=== DATA TO USE ===

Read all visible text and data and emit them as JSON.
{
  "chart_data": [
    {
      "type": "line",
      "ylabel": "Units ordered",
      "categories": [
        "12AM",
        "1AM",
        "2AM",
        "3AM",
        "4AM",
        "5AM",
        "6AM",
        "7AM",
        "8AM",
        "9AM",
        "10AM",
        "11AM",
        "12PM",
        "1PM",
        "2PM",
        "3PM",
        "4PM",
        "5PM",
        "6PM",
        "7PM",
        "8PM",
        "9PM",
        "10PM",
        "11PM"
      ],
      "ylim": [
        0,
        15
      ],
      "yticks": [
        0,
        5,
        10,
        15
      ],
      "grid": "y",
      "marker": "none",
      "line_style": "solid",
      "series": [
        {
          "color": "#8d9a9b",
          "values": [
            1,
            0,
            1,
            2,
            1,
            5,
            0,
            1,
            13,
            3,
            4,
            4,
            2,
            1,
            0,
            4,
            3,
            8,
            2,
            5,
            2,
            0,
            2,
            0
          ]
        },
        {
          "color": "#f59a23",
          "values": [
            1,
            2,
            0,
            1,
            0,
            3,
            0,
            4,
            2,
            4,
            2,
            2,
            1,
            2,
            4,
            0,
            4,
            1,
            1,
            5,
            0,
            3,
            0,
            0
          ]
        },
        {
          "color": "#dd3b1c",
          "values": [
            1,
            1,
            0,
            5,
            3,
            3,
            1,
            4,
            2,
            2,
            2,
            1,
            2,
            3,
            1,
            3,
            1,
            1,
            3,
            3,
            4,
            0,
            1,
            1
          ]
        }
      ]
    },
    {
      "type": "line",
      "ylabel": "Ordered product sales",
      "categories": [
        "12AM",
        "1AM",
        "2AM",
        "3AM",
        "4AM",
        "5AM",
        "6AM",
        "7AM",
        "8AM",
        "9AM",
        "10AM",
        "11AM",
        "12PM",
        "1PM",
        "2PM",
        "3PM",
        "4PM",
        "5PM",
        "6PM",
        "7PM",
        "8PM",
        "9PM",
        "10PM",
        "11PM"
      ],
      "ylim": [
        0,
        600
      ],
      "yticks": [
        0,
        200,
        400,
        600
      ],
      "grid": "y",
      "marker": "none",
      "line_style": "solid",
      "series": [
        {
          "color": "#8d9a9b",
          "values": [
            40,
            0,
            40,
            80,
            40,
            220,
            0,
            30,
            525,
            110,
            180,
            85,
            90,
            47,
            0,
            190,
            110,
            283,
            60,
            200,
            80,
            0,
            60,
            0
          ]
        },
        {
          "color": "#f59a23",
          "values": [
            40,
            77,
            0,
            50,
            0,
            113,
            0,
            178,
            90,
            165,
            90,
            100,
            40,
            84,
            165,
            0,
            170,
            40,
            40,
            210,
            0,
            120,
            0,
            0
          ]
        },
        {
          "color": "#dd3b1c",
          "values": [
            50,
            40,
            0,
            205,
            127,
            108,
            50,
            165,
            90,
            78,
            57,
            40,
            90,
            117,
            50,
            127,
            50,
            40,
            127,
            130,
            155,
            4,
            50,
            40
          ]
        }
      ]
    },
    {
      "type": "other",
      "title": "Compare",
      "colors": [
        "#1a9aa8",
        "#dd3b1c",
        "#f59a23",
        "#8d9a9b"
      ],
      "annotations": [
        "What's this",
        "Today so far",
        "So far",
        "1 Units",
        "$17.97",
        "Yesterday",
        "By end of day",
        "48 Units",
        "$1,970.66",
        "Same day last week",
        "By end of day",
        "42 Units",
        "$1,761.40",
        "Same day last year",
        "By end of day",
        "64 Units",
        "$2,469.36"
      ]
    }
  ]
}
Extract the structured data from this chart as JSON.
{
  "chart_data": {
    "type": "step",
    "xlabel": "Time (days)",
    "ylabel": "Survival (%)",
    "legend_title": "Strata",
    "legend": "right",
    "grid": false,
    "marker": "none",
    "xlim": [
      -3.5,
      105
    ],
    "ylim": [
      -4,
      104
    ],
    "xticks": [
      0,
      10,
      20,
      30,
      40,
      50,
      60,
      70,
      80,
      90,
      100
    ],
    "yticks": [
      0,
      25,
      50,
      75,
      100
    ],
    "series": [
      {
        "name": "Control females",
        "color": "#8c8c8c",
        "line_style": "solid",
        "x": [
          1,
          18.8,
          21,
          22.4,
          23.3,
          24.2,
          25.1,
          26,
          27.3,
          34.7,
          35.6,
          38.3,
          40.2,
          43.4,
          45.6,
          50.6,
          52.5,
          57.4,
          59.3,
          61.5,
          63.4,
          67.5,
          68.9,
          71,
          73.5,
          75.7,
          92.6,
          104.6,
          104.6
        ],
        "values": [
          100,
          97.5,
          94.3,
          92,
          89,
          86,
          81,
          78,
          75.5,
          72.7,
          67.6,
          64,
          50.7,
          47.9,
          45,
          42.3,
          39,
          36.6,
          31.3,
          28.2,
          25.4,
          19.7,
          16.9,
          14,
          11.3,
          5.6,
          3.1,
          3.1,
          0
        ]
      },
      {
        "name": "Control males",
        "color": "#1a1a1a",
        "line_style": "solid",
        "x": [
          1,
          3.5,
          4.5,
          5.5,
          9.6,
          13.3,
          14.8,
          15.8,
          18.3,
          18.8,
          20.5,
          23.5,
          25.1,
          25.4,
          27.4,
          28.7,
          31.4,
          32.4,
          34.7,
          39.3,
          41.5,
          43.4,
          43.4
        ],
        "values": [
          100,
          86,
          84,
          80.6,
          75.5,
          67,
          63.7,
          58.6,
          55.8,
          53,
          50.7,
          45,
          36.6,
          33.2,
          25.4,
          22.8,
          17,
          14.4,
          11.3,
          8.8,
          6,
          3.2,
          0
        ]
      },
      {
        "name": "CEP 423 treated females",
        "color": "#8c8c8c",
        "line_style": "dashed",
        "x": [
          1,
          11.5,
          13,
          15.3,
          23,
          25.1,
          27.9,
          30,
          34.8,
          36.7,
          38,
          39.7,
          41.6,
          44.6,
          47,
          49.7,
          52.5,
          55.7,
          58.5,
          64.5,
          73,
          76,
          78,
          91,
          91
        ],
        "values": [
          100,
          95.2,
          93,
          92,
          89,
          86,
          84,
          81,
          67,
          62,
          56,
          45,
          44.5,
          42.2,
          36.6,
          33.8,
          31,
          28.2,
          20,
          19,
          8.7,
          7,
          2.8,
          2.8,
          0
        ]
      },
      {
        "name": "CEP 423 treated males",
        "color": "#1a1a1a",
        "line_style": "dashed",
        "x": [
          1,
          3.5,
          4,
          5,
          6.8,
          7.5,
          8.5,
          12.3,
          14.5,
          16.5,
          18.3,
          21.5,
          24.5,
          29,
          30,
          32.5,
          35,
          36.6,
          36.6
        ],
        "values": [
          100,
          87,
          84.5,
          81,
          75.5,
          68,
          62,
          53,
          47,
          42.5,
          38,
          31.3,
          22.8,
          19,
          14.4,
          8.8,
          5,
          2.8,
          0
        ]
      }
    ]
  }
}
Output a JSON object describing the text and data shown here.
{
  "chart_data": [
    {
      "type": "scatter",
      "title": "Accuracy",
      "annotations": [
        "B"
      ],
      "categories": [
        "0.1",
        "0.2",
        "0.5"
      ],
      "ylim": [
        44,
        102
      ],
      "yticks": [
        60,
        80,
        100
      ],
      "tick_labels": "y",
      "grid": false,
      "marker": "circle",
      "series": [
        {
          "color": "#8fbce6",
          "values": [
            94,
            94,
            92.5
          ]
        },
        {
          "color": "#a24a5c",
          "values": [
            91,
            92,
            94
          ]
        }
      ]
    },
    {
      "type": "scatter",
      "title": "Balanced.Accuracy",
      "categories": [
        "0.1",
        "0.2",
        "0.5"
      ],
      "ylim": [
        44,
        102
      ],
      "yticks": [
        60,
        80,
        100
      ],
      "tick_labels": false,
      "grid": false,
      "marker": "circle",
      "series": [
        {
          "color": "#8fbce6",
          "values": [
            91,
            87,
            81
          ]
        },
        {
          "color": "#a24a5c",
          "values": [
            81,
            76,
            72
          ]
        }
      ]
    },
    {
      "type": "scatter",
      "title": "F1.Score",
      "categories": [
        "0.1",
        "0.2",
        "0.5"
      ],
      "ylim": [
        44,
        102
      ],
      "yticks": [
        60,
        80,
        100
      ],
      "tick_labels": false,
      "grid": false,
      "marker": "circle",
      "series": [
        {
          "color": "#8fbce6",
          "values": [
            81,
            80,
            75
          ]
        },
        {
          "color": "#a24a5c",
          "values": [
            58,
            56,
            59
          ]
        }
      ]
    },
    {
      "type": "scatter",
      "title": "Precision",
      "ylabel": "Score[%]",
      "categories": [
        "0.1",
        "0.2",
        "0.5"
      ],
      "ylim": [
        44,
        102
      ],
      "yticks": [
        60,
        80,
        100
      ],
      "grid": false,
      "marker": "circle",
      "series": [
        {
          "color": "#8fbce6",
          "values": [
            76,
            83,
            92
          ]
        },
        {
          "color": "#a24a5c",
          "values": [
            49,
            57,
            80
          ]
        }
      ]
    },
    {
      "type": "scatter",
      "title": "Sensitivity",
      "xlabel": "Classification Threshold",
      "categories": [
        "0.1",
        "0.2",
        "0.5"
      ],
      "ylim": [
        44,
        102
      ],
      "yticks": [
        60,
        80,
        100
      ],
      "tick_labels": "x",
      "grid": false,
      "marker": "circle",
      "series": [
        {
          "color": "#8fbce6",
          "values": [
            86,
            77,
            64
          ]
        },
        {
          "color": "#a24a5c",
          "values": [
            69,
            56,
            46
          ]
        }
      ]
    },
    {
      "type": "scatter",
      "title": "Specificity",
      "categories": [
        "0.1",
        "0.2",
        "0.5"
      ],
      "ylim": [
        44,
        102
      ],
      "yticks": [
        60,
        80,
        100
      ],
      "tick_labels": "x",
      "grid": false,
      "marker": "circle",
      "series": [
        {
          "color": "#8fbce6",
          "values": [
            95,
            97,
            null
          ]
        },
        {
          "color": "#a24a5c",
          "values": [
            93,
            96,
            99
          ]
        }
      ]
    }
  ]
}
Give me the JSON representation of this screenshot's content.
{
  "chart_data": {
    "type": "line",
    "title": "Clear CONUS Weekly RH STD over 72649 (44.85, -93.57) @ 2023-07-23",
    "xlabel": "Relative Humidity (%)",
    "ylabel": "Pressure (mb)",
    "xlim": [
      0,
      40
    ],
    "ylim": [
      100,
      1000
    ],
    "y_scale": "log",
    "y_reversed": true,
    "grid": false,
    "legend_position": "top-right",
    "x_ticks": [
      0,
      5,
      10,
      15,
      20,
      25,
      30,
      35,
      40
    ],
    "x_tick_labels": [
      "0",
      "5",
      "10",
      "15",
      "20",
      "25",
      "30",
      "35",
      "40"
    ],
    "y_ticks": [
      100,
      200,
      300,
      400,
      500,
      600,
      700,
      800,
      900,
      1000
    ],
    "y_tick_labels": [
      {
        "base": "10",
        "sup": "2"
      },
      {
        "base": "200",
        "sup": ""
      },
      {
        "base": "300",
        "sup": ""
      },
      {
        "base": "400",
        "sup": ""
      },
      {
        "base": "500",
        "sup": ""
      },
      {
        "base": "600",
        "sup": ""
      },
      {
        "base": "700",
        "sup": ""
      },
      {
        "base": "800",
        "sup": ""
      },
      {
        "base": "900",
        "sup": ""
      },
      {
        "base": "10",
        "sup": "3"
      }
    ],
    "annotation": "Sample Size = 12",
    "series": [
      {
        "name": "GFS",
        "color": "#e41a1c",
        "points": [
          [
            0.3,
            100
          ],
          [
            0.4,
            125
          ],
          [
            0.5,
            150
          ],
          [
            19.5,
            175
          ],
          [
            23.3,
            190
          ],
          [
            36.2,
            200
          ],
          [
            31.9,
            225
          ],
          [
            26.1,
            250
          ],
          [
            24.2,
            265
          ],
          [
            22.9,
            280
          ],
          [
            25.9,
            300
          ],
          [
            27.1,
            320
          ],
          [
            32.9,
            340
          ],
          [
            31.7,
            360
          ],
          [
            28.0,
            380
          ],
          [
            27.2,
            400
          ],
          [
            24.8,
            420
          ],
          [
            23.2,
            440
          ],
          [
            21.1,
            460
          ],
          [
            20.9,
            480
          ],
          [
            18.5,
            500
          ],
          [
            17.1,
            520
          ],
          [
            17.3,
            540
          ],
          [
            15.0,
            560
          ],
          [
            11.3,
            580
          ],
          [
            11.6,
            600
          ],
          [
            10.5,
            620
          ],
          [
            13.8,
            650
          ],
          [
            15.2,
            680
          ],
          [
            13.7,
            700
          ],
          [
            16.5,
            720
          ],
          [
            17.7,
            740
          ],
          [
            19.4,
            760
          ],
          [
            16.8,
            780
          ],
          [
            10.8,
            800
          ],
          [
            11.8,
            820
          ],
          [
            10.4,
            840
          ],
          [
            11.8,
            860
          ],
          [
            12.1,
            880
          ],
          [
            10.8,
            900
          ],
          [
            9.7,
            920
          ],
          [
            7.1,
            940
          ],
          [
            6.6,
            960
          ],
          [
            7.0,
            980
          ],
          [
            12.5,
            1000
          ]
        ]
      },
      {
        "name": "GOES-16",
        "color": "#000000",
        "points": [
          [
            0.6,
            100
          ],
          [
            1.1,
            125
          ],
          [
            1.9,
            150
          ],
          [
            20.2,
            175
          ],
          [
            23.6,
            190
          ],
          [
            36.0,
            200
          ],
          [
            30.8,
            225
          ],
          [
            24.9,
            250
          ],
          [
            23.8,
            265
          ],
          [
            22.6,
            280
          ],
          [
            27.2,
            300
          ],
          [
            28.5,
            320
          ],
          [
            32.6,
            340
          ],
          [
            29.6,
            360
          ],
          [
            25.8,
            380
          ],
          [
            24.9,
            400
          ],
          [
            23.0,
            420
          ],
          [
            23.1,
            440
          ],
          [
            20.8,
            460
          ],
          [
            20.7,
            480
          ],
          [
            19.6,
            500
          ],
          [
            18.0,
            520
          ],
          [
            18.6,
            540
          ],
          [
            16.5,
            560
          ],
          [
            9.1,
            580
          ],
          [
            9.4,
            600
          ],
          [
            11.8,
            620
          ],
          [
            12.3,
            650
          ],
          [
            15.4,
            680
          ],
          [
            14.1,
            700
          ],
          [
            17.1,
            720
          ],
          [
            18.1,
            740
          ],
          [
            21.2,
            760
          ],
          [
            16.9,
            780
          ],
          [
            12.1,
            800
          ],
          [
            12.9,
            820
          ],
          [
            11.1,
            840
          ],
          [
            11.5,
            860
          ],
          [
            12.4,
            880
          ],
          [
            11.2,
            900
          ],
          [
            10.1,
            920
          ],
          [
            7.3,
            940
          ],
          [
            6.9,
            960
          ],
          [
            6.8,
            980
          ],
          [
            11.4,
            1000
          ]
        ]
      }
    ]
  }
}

=== GIVEN INSTRUCTION ===
Above are several records. Count the lines among them that contain "last" and give only the total.

=== TASK RESPONSE ===
2